▶ **Saved entries**:
-----
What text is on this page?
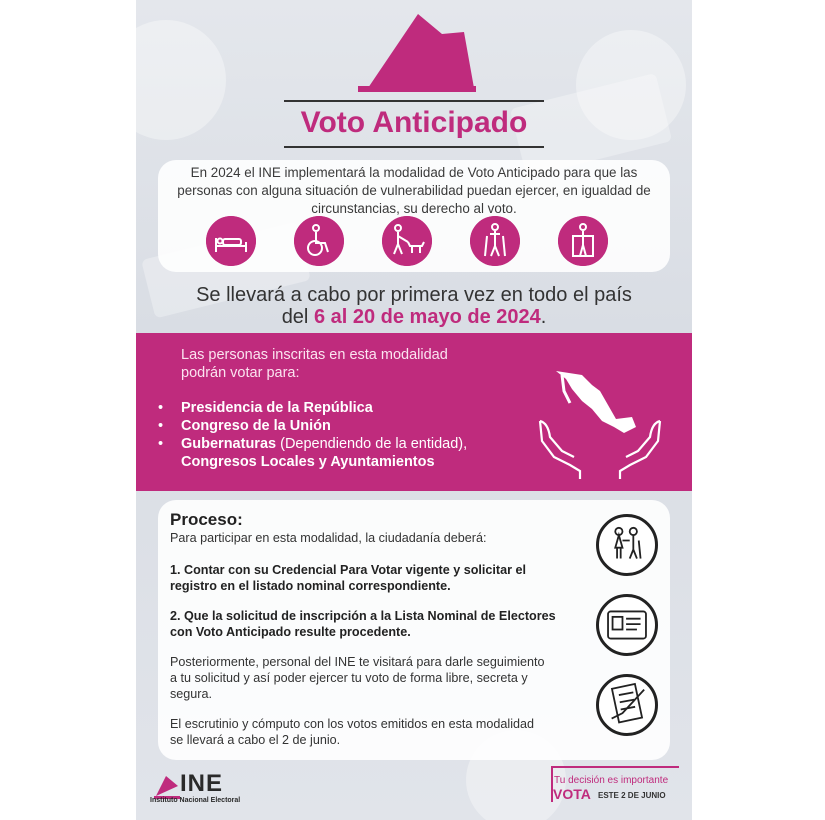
Voto Anticipado
En 2024 el INE implementará la modalidad de Voto Anticipado para que las personas con alguna situación de vulnerabilidad puedan ejercer, en igualdad de circunstancias, su derecho al voto.
Se llevará a cabo por primera vez en todo el país
del 6 al 20 de mayo de 2024.
Las personas inscritas en esta modalidad podrán votar para:
• Presidencia de la República
• Congreso de la Unión
• Gubernaturas (Dependiendo de la entidad),
Congresos Locales y Ayuntamientos
Proceso:
Para participar en esta modalidad, la ciudadanía deberá:
1. Contar con su Credencial Para Votar vigente y solicitar el registro en el listado nominal correspondiente.
2. Que la solicitud de inscripción a la Lista Nominal de Electores con Voto Anticipado resulte procedente.
Posteriormente, personal del INE te visitará para darle seguimiento a tu solicitud y así poder ejercer tu voto de forma libre, secreta y segura.
El escrutinio y cómputo con los votos emitidos en esta modalidad se llevará a cabo el 2 de junio.
INE
Instituto Nacional Electoral
Tu decisión es importante
VOTA ESTE 2 DE JUNIO
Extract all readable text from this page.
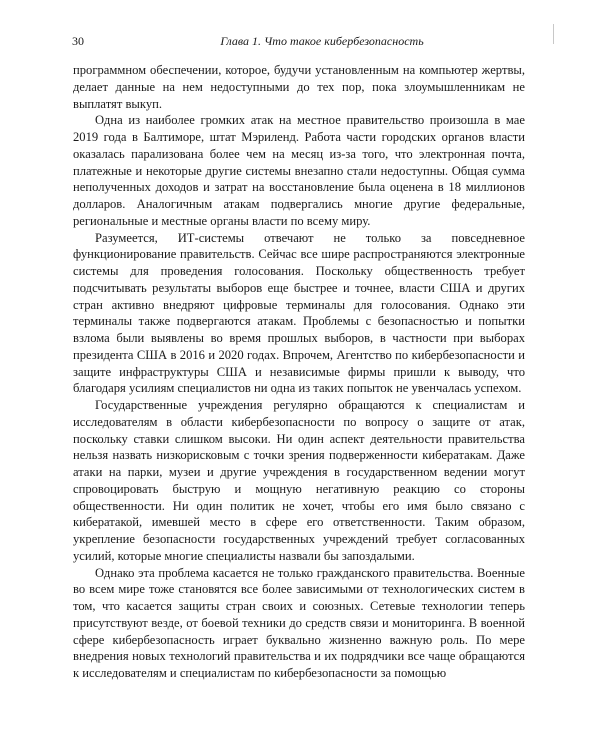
30	Глава 1. Что такое кибербезопасность

программном обеспечении, которое, будучи установленным на компьютер жертвы, делает данные на нем недоступными до тех пор, пока злоумышленникам не выплатят выкуп.

Одна из наиболее громких атак на местное правительство произошла в мае 2019 года в Балтиморе, штат Мэриленд. Работа части городских органов власти оказалась парализована более чем на месяц из-за того, что электронная почта, платежные и некоторые другие системы внезапно стали недоступны. Общая сумма неполученных доходов и затрат на восстановление была оценена в 18 миллионов долларов. Аналогичным атакам подвергались многие другие федеральные, региональные и местные органы власти по всему миру.

Разумеется, ИТ-системы отвечают не только за повседневное функционирование правительств. Сейчас все шире распространяются электронные системы для проведения голосования. Поскольку общественность требует подсчитывать результаты выборов еще быстрее и точнее, власти США и других стран активно внедряют цифровые терминалы для голосования. Однако эти терминалы также подвергаются атакам. Проблемы с безопасностью и попытки взлома были выявлены во время прошлых выборов, в частности при выборах президента США в 2016 и 2020 годах. Впрочем, Агентство по кибербезопасности и защите инфраструктуры США и независимые фирмы пришли к выводу, что благодаря усилиям специалистов ни одна из таких попыток не увенчалась успехом.

Государственные учреждения регулярно обращаются к специалистам и исследователям в области кибербезопасности по вопросу о защите от атак, поскольку ставки слишком высоки. Ни один аспект деятельности правительства нельзя назвать низкорисковым с точки зрения подверженности кибератакам. Даже атаки на парки, музеи и другие учреждения в государственном ведении могут спровоцировать быструю и мощную негативную реакцию со стороны общественности. Ни один политик не хочет, чтобы его имя было связано с кибератакой, имевшей место в сфере его ответственности. Таким образом, укрепление безопасности государственных учреждений требует согласованных усилий, которые многие специалисты назвали бы запоздалыми.

Однако эта проблема касается не только гражданского правительства. Военные во всем мире тоже становятся все более зависимыми от технологических систем в том, что касается защиты стран своих и союзных. Сетевые технологии теперь присутствуют везде, от боевой техники до средств связи и мониторинга. В военной сфере кибербезопасность играет буквально жизненно важную роль. По мере внедрения новых технологий правительства и их подрядчики все чаще обращаются к исследователям и специалистам по кибербезопасности за помощью
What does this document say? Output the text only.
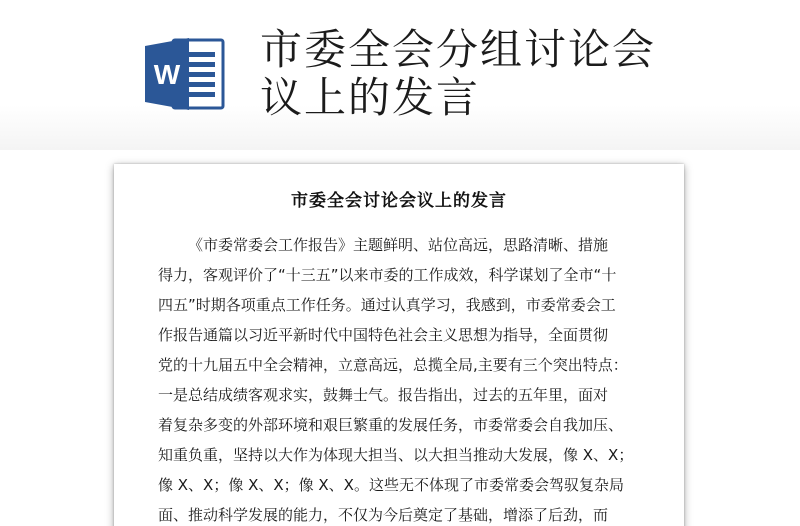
W
市委全会分组讨论会
议上的发言
市委全会讨论会议上的发言
《市委常委会工作报告》主题鲜明、站位高远，思路清晰、措施
得力，客观评价了“十三五”以来市委的工作成效，科学谋划了全市“十
四五”时期各项重点工作任务。通过认真学习，我感到，市委常委会工
作报告通篇以习近平新时代中国特色社会主义思想为指导，全面贯彻
党的十九届五中全会精神，立意高远，总揽全局,主要有三个突出特点：
一是总结成绩客观求实，鼓舞士气。报告指出，过去的五年里，面对
着复杂多变的外部环境和艰巨繁重的发展任务，市委常委会自我加压、
知重负重，坚持以大作为体现大担当、以大担当推动大发展，像 X、X；
像 X、X；像 X、X；像 X、X。这些无不体现了市委常委会驾驭复杂局
面、推动科学发展的能力，不仅为今后奠定了基础，增添了后劲，而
-----
▶ **EXERCISE AIM**:
In the entries above, identify every line with the string "esta".

▶ **EXERCISE RESULT**:
Las personas inscritas en esta modalidad podrán votar para:
Para participar en esta modalidad, la ciudadanía deberá:
El escrutinio y cómputo con los votos emitidos en esta modalidad se llevará a cabo el 2 de junio.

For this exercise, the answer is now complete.